- Exercise materials -

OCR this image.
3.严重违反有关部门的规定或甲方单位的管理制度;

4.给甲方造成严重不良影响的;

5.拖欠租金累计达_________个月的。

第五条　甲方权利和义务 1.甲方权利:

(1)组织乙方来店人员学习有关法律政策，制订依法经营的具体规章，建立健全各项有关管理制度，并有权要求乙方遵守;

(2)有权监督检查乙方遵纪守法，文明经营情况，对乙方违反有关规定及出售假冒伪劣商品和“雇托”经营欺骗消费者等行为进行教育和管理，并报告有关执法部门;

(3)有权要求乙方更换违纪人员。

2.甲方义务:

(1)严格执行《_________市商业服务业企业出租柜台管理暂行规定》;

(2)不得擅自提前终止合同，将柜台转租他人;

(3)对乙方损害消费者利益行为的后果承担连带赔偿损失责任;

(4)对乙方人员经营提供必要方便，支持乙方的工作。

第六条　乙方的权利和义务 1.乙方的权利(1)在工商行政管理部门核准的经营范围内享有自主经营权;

- Aim of the exercise -
Please copy out each record, character for character.

- Task solution -
OCR this image.
3.严重违反有关部门的规定或甲方单位的管理制度;

4.给甲方造成严重不良影响的;

5.拖欠租金累计达_________个月的。

第五条　甲方权利和义务 1.甲方权利:

(1)组织乙方来店人员学习有关法律政策，制订依法经营的具体规章，建立健全各项有关管理制度，并有权要求乙方遵守;

(2)有权监督检查乙方遵纪守法，文明经营情况，对乙方违反有关规定及出售假冒伪劣商品和“雇托”经营欺骗消费者等行为进行教育和管理，并报告有关执法部门;

(3)有权要求乙方更换违纪人员。

2.甲方义务:

(1)严格执行《_________市商业服务业企业出租柜台管理暂行规定》;

(2)不得擅自提前终止合同，将柜台转租他人;

(3)对乙方损害消费者利益行为的后果承担连带赔偿损失责任;

(4)对乙方人员经营提供必要方便，支持乙方的工作。

第六条　乙方的权利和义务 1.乙方的权利(1)在工商行政管理部门核准的经营范围内享有自主经营权;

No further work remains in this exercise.